Layout element annotations:
^^^^^^^^

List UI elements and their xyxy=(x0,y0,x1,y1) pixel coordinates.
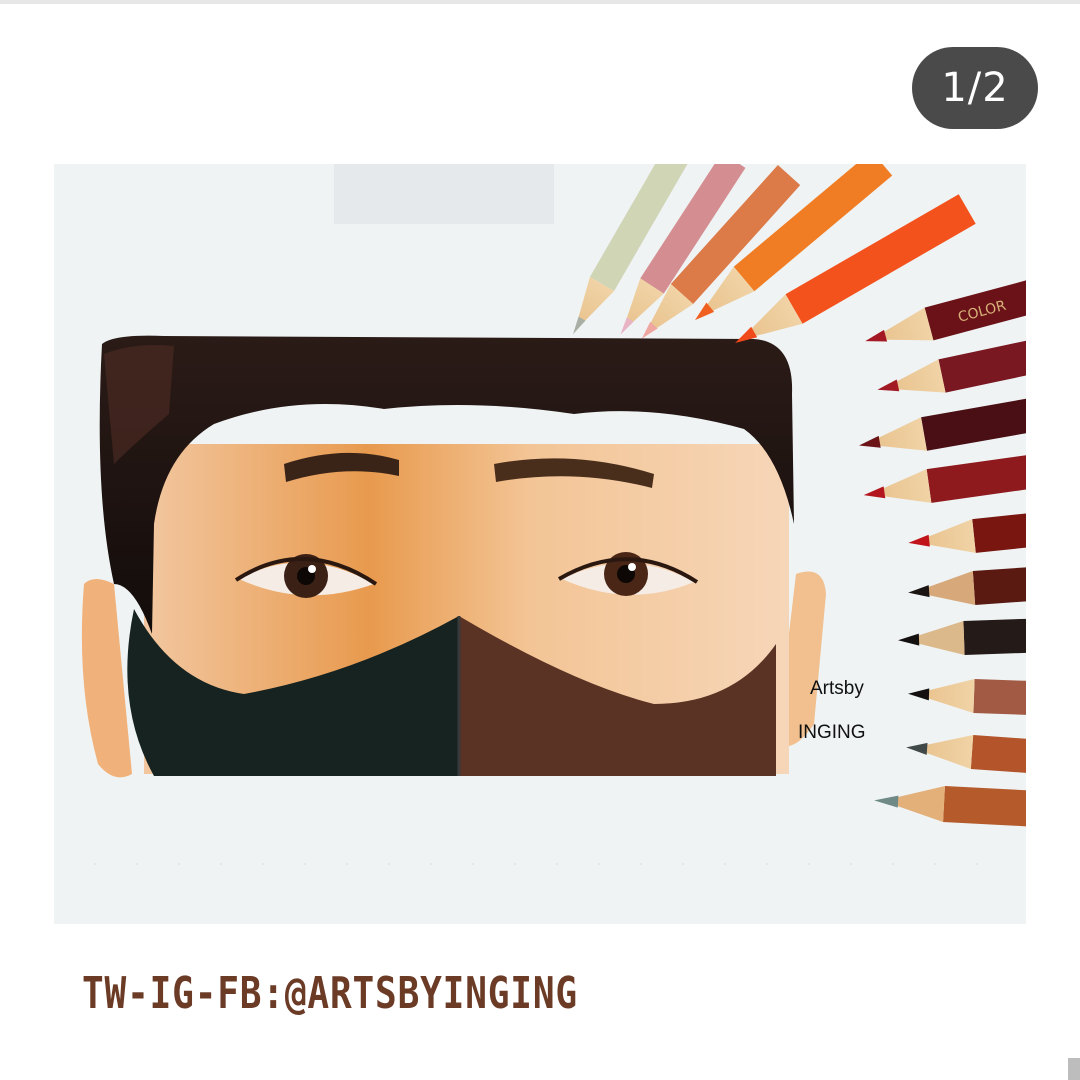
scrollbar-thumb[interactable] xyxy=(1068,1058,1080,1080)
drawing-illustration: Artsby INGING COLOR xyxy=(54,164,1026,924)
svg-text:Artsby: Artsby xyxy=(810,678,864,699)
top-divider xyxy=(0,0,1080,4)
svg-text:INGING: INGING xyxy=(798,722,866,743)
social-handle-caption: TW-IG-FB:@ARTSBYINGING xyxy=(82,968,578,1019)
post-image[interactable]: Artsby INGING COLOR xyxy=(54,164,1026,924)
post-frame: 1/2 Artsby INGING COLOR TW-IG-FB:@ARTSBY… xyxy=(0,0,1080,1080)
image-counter-badge: 1/2 xyxy=(912,47,1038,129)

^^^^^^^^

> [THE REQUEST] Rewrite the data from its start through the line containing "svg-text:Artsby: Artsby xyxy=(810,678,864,699)", inclusive, swapping "pixel coordinates" for "screen coordinates" and changing nothing else. Omit the pictures from your answer.

> [WORKED SOLUTION]
List UI elements and their xyxy=(x0,y0,x1,y1) screen coordinates.
scrollbar-thumb[interactable] xyxy=(1068,1058,1080,1080)
drawing-illustration: Artsby INGING COLOR xyxy=(54,164,1026,924)
svg-text:Artsby: Artsby xyxy=(810,678,864,699)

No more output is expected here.